══ Stored records ══

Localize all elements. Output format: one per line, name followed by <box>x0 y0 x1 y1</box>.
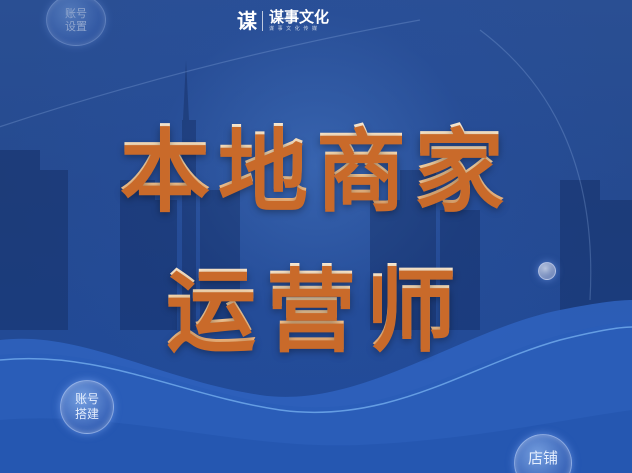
main-title-line-2-text: 运营师 <box>166 257 466 362</box>
main-title-line-1-text: 本地商家 <box>120 117 512 222</box>
brand-name: 谋事文化 <box>269 8 330 26</box>
bubble-account-setup-top: 账号 设置 <box>46 0 106 46</box>
bubble-account-setup-bottom: 账号 搭建 <box>60 380 114 434</box>
bubble-small-decoration <box>538 262 556 280</box>
brand-header: 谋 谋事文化 谋 事 文 化 传 媒 <box>237 6 329 36</box>
main-title-line-1: 本地商家 <box>0 118 632 222</box>
brand-divider <box>262 11 263 31</box>
main-title-line-2: 运营师 <box>0 258 632 362</box>
brand-subtitle: 谋 事 文 化 传 媒 <box>269 26 318 32</box>
brand-logo: 谋 <box>237 9 257 33</box>
brand-text: 谋事文化 谋 事 文 化 传 媒 <box>269 9 329 33</box>
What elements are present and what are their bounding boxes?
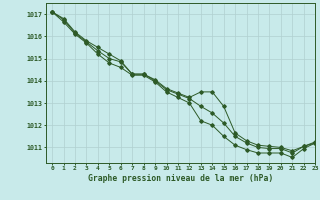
X-axis label: Graphe pression niveau de la mer (hPa): Graphe pression niveau de la mer (hPa) <box>88 174 273 183</box>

═══

Task
Rewrite every entry above with "elements" swapped for "items", keeping everything else the same. Leave out the pictures.

Full answer
Localize all items. Output format: one per line, name followed by <box>x0 y0 x1 y1</box>.
main-title-line-2-text: 运营师 <box>166 257 466 362</box>
main-title-line-1-text: 本地商家 <box>120 117 512 222</box>
brand-name: 谋事文化 <box>269 8 330 26</box>
bubble-account-setup-top: 账号 设置 <box>46 0 106 46</box>
bubble-account-setup-bottom: 账号 搭建 <box>60 380 114 434</box>
bubble-small-decoration <box>538 262 556 280</box>
brand-header: 谋 谋事文化 谋 事 文 化 传 媒 <box>237 6 329 36</box>
main-title-line-1: 本地商家 <box>0 118 632 222</box>
brand-divider <box>262 11 263 31</box>
main-title-line-2: 运营师 <box>0 258 632 362</box>
brand-subtitle: 谋 事 文 化 传 媒 <box>269 26 318 32</box>
brand-logo: 谋 <box>237 9 257 33</box>
brand-text: 谋事文化 谋 事 文 化 传 媒 <box>269 9 329 33</box>
What items are present and what are their bounding boxes?
X-axis label: Graphe pression niveau de la mer (hPa): Graphe pression niveau de la mer (hPa) <box>88 174 273 183</box>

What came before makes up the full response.